Instructions to follow: Find the lines containing the word "Income" and copy every one of them.

start

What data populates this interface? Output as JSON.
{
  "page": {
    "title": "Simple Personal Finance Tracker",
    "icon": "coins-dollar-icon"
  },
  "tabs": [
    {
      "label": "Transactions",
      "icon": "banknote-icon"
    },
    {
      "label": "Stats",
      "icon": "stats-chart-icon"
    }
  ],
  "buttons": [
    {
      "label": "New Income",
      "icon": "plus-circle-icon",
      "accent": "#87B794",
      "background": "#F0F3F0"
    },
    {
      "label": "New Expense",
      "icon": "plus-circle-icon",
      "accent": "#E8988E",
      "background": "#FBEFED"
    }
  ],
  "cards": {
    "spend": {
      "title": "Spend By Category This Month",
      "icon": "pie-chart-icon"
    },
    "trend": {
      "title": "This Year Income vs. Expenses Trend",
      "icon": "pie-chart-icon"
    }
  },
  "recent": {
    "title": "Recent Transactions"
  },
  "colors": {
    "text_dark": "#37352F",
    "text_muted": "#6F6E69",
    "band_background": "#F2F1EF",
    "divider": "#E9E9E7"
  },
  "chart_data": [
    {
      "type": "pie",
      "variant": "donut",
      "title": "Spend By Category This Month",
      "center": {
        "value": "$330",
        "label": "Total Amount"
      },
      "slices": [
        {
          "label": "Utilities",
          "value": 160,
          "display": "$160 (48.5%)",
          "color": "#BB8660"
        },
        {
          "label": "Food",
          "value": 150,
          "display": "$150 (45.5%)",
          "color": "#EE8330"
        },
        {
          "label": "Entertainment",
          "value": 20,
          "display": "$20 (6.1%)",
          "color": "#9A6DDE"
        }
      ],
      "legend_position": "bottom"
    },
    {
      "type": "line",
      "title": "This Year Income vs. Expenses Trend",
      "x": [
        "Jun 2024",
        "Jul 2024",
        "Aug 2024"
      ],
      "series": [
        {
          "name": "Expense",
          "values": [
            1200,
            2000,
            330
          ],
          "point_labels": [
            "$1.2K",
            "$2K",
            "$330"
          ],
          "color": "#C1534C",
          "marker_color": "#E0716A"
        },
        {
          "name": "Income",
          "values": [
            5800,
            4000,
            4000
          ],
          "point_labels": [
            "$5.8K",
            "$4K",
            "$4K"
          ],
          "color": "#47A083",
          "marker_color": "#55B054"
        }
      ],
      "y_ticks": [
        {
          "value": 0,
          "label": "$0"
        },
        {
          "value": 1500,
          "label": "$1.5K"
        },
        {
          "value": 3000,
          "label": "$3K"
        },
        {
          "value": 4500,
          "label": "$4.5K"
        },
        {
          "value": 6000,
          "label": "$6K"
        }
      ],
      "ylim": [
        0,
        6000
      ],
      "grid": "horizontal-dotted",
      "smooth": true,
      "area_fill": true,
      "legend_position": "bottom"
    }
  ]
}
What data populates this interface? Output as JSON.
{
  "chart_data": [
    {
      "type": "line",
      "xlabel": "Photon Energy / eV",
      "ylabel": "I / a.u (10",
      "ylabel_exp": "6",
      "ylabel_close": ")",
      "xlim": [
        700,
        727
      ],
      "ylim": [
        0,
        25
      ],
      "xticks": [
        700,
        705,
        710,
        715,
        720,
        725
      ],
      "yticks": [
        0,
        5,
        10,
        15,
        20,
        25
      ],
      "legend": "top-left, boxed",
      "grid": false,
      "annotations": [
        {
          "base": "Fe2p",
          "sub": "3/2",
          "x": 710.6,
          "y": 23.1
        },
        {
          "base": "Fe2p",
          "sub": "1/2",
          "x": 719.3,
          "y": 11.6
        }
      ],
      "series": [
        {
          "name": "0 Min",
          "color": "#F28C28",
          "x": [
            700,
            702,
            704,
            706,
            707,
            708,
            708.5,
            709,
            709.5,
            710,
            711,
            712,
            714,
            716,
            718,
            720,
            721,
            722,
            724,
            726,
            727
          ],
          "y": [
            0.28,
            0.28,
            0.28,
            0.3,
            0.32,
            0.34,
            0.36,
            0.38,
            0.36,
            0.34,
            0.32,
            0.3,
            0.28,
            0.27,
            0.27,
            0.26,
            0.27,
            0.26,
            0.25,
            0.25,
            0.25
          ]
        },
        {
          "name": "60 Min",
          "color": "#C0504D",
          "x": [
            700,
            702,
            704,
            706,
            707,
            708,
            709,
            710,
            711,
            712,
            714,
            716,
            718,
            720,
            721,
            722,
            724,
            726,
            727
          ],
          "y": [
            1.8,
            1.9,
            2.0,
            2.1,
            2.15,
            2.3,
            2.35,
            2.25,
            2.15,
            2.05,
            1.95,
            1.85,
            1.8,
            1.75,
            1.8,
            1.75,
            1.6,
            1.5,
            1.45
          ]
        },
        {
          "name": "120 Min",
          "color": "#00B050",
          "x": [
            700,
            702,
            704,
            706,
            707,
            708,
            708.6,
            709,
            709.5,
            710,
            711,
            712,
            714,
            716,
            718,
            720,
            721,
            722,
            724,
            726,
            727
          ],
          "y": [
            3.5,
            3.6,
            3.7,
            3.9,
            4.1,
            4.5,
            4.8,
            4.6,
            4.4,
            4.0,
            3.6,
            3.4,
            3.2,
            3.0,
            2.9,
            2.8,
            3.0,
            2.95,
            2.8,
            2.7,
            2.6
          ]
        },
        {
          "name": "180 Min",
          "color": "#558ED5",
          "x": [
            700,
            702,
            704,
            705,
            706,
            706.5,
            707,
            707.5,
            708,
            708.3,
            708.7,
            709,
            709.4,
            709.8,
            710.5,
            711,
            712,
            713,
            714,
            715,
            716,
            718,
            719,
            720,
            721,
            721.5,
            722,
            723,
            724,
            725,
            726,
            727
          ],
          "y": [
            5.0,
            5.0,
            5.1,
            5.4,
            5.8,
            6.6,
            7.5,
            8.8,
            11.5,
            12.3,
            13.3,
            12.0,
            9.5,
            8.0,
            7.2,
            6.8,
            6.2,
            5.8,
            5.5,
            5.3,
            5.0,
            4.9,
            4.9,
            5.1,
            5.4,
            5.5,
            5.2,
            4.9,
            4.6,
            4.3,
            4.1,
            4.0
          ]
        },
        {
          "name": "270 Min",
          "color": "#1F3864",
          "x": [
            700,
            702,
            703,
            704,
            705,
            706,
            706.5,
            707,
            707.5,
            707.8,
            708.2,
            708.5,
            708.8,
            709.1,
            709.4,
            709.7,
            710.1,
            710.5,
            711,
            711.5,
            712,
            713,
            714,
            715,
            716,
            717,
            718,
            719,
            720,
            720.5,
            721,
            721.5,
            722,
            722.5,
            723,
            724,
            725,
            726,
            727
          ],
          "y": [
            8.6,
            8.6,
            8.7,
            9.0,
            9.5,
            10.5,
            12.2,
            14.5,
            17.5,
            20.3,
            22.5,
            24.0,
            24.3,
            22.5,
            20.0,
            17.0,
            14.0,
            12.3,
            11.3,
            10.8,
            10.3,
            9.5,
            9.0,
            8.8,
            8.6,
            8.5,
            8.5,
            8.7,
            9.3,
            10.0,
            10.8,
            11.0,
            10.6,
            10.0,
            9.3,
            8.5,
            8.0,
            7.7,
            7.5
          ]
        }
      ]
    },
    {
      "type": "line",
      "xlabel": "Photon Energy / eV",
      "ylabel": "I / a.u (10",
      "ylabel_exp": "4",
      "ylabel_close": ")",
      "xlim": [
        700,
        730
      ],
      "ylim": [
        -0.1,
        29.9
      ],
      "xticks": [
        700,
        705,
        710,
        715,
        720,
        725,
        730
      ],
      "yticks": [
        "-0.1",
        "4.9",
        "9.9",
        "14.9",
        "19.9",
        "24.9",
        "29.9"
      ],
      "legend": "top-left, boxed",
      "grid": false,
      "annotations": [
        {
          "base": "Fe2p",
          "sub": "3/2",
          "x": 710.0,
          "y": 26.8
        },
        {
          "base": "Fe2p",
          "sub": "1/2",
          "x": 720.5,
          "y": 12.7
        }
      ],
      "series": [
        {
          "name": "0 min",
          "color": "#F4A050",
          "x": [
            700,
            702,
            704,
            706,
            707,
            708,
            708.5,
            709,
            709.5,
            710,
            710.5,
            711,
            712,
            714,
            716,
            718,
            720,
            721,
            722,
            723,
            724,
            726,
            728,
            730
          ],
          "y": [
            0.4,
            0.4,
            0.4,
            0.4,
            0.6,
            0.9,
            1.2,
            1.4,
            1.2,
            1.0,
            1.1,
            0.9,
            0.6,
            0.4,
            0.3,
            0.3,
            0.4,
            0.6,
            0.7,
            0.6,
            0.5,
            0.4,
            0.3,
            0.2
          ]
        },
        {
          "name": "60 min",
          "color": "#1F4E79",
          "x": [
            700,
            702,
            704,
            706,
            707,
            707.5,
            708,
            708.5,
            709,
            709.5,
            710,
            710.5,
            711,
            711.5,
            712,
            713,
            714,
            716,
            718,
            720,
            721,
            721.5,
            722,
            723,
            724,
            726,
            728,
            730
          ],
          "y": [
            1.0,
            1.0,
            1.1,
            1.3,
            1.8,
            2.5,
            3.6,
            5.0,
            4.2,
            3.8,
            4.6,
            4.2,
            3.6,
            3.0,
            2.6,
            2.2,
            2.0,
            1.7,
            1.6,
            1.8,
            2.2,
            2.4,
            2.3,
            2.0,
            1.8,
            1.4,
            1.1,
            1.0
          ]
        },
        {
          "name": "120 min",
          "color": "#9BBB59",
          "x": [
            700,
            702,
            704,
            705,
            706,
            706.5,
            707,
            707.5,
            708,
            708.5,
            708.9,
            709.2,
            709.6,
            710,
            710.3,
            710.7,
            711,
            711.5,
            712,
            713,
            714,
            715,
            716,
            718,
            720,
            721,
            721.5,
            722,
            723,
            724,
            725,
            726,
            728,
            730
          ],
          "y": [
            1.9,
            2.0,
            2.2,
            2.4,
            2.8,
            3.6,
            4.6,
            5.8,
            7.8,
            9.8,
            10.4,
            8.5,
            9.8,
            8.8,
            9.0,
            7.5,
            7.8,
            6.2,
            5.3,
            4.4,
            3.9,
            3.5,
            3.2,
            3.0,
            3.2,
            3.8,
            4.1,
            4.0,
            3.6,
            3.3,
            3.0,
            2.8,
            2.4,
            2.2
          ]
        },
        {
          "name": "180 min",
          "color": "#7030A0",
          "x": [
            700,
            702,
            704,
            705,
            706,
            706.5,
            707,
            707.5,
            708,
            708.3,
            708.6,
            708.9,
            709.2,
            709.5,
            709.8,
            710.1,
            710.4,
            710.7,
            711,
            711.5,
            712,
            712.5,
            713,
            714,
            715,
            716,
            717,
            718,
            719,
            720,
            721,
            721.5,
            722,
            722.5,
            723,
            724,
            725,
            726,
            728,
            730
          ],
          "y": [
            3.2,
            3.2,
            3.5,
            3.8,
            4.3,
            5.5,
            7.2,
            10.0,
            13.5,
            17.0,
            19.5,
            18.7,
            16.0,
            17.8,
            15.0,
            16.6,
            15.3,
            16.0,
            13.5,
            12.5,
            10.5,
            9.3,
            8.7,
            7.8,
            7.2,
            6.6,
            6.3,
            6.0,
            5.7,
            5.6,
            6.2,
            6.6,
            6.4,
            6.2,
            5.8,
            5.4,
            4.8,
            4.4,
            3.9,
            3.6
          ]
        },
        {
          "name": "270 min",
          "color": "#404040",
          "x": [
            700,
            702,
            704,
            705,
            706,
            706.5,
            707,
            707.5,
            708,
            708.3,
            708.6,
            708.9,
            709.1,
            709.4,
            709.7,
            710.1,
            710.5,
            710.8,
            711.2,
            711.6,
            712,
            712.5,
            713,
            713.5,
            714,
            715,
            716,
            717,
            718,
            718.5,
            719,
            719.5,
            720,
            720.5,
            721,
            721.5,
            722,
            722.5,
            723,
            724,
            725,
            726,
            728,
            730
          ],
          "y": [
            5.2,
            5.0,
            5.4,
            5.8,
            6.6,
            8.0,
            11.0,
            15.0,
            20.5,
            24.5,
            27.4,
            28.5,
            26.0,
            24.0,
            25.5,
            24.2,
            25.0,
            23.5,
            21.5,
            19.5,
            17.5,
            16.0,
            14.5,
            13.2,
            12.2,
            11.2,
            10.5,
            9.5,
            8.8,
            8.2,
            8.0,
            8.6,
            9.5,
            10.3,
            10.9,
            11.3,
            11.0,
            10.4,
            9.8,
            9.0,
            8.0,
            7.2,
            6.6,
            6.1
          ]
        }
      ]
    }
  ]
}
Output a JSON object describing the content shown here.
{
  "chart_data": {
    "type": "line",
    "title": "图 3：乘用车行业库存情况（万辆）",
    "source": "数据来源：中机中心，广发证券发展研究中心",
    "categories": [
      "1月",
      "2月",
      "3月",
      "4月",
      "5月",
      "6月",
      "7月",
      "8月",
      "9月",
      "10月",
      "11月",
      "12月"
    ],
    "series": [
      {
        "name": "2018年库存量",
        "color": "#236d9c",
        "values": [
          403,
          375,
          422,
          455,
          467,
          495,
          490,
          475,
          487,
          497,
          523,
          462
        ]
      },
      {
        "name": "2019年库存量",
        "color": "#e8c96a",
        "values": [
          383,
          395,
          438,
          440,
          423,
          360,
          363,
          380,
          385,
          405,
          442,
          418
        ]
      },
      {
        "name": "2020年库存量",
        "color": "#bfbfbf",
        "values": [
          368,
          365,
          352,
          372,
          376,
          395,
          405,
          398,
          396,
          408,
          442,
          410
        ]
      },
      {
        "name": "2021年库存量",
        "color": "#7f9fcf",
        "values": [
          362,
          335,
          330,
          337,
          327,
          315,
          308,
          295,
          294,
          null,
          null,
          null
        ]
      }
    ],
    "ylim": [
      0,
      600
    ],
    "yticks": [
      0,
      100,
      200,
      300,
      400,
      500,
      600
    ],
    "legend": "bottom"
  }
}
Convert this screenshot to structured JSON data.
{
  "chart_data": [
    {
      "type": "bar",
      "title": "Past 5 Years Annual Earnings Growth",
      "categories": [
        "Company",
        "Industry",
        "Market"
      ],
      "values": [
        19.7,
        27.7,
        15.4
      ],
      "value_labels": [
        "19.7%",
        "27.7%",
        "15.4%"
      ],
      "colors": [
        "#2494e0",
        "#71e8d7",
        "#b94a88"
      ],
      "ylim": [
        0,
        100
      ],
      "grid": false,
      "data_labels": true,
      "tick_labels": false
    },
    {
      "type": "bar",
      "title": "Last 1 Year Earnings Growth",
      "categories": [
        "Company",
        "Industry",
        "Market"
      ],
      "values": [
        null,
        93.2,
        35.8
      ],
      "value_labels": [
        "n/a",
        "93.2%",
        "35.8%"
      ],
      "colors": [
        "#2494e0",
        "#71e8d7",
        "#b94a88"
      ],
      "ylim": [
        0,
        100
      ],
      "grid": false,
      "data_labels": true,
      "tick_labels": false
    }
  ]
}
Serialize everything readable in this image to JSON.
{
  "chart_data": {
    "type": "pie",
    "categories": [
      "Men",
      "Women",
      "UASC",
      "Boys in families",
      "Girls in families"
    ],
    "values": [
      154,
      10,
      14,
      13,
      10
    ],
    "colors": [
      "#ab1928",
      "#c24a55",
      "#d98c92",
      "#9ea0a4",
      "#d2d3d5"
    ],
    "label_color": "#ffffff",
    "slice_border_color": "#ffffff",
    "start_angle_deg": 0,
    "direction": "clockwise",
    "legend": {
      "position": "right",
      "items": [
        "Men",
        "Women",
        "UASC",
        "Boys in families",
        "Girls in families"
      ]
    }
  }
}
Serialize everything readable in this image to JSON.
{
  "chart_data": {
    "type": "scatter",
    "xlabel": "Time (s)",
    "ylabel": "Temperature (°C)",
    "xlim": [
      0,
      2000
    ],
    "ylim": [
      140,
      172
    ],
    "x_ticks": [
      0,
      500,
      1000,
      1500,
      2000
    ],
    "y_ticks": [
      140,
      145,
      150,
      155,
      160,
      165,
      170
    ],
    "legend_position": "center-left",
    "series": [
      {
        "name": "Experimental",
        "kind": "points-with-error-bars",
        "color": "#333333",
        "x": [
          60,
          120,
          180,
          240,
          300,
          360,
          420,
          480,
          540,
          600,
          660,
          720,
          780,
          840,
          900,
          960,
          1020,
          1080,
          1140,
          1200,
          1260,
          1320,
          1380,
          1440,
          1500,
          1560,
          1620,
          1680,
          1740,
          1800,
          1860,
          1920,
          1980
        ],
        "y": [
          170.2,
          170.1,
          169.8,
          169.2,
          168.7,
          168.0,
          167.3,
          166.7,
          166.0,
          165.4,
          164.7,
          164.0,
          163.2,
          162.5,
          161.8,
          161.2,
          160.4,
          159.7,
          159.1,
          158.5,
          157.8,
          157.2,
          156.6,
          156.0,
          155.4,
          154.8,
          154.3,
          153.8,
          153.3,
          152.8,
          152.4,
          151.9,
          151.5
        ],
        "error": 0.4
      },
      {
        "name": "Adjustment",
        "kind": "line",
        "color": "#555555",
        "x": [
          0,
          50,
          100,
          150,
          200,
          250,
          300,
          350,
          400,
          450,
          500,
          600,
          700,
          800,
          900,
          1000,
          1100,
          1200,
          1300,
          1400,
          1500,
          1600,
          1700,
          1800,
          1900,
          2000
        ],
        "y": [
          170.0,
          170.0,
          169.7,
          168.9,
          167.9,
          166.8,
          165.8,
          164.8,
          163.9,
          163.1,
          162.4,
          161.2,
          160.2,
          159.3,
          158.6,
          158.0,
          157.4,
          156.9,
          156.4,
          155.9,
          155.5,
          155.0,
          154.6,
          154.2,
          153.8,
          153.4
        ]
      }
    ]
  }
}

end

The completed task:
      "label": "New Income",
      "title": "This Year Income vs. Expenses Trend",
      "title": "This Year Income vs. Expenses Trend",
          "name": "Income",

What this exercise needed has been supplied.